-- start --
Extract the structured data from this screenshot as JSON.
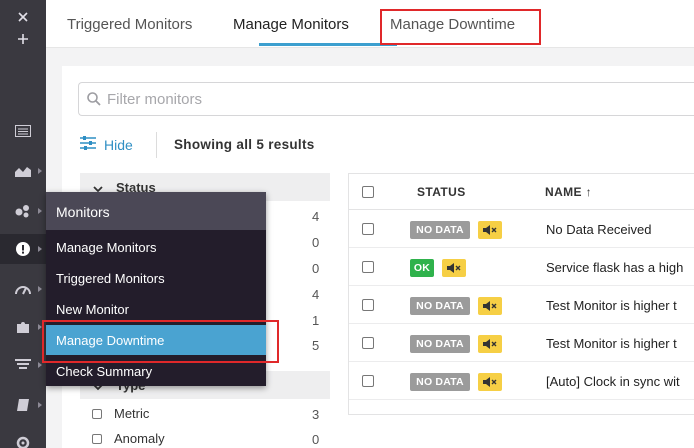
{
  "nav": {
    "icons": [
      "close-icon",
      "plus-icon",
      "list-icon",
      "chart-icon",
      "nodes-icon",
      "alert-icon",
      "gauge-icon",
      "puzzle-icon",
      "filter-list-icon",
      "book-icon",
      "settings-icon"
    ]
  },
  "tabs": [
    {
      "label": "Triggered Monitors"
    },
    {
      "label": "Manage Monitors"
    },
    {
      "label": "Manage Downtime"
    }
  ],
  "filter": {
    "placeholder": "Filter monitors"
  },
  "toolbar": {
    "hide_label": "Hide",
    "results_text": "Showing all 5 results"
  },
  "facets": {
    "status_header": "Status",
    "status_counts": [
      "4",
      "0",
      "0",
      "4",
      "1",
      "5"
    ],
    "type_header": "Type",
    "type_items": [
      {
        "label": "Metric",
        "count": "3"
      },
      {
        "label": "Anomaly",
        "count": "0"
      }
    ]
  },
  "table": {
    "headers": {
      "status": "STATUS",
      "name": "NAME ↑"
    },
    "rows": [
      {
        "status": "NO DATA",
        "name": "No Data Received"
      },
      {
        "status": "OK",
        "name": "Service flask has a high"
      },
      {
        "status": "NO DATA",
        "name": "Test Monitor is higher t"
      },
      {
        "status": "NO DATA",
        "name": "Test Monitor is higher t"
      },
      {
        "status": "NO DATA",
        "name": "[Auto] Clock in sync wit"
      }
    ]
  },
  "menu": {
    "title": "Monitors",
    "items": [
      {
        "label": "Manage Monitors"
      },
      {
        "label": "Triggered Monitors"
      },
      {
        "label": "New Monitor"
      },
      {
        "label": "Manage Downtime"
      },
      {
        "label": "Check Summary"
      }
    ]
  },
  "colors": {
    "accent": "#3c9fcf",
    "highlight": "#e0282a",
    "nodata": "#9b9b9b",
    "ok": "#2fb24c",
    "muted": "#f6cf45",
    "nav_bg": "#3a3940",
    "menu_bg": "#231d2b"
  }
}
-- end --
(Goal of the exercise)
Quote all the lines above exactly as given. Do not include the pictures.

(Answer for this exercise)
Extract the structured data from this screenshot as JSON.
{
  "nav": {
    "icons": [
      "close-icon",
      "plus-icon",
      "list-icon",
      "chart-icon",
      "nodes-icon",
      "alert-icon",
      "gauge-icon",
      "puzzle-icon",
      "filter-list-icon",
      "book-icon",
      "settings-icon"
    ]
  },
  "tabs": [
    {
      "label": "Triggered Monitors"
    },
    {
      "label": "Manage Monitors"
    },
    {
      "label": "Manage Downtime"
    }
  ],
  "filter": {
    "placeholder": "Filter monitors"
  },
  "toolbar": {
    "hide_label": "Hide",
    "results_text": "Showing all 5 results"
  },
  "facets": {
    "status_header": "Status",
    "status_counts": [
      "4",
      "0",
      "0",
      "4",
      "1",
      "5"
    ],
    "type_header": "Type",
    "type_items": [
      {
        "label": "Metric",
        "count": "3"
      },
      {
        "label": "Anomaly",
        "count": "0"
      }
    ]
  },
  "table": {
    "headers": {
      "status": "STATUS",
      "name": "NAME ↑"
    },
    "rows": [
      {
        "status": "NO DATA",
        "name": "No Data Received"
      },
      {
        "status": "OK",
        "name": "Service flask has a high"
      },
      {
        "status": "NO DATA",
        "name": "Test Monitor is higher t"
      },
      {
        "status": "NO DATA",
        "name": "Test Monitor is higher t"
      },
      {
        "status": "NO DATA",
        "name": "[Auto] Clock in sync wit"
      }
    ]
  },
  "menu": {
    "title": "Monitors",
    "items": [
      {
        "label": "Manage Monitors"
      },
      {
        "label": "Triggered Monitors"
      },
      {
        "label": "New Monitor"
      },
      {
        "label": "Manage Downtime"
      },
      {
        "label": "Check Summary"
      }
    ]
  },
  "colors": {
    "accent": "#3c9fcf",
    "highlight": "#e0282a",
    "nodata": "#9b9b9b",
    "ok": "#2fb24c",
    "muted": "#f6cf45",
    "nav_bg": "#3a3940",
    "menu_bg": "#231d2b"
  }
}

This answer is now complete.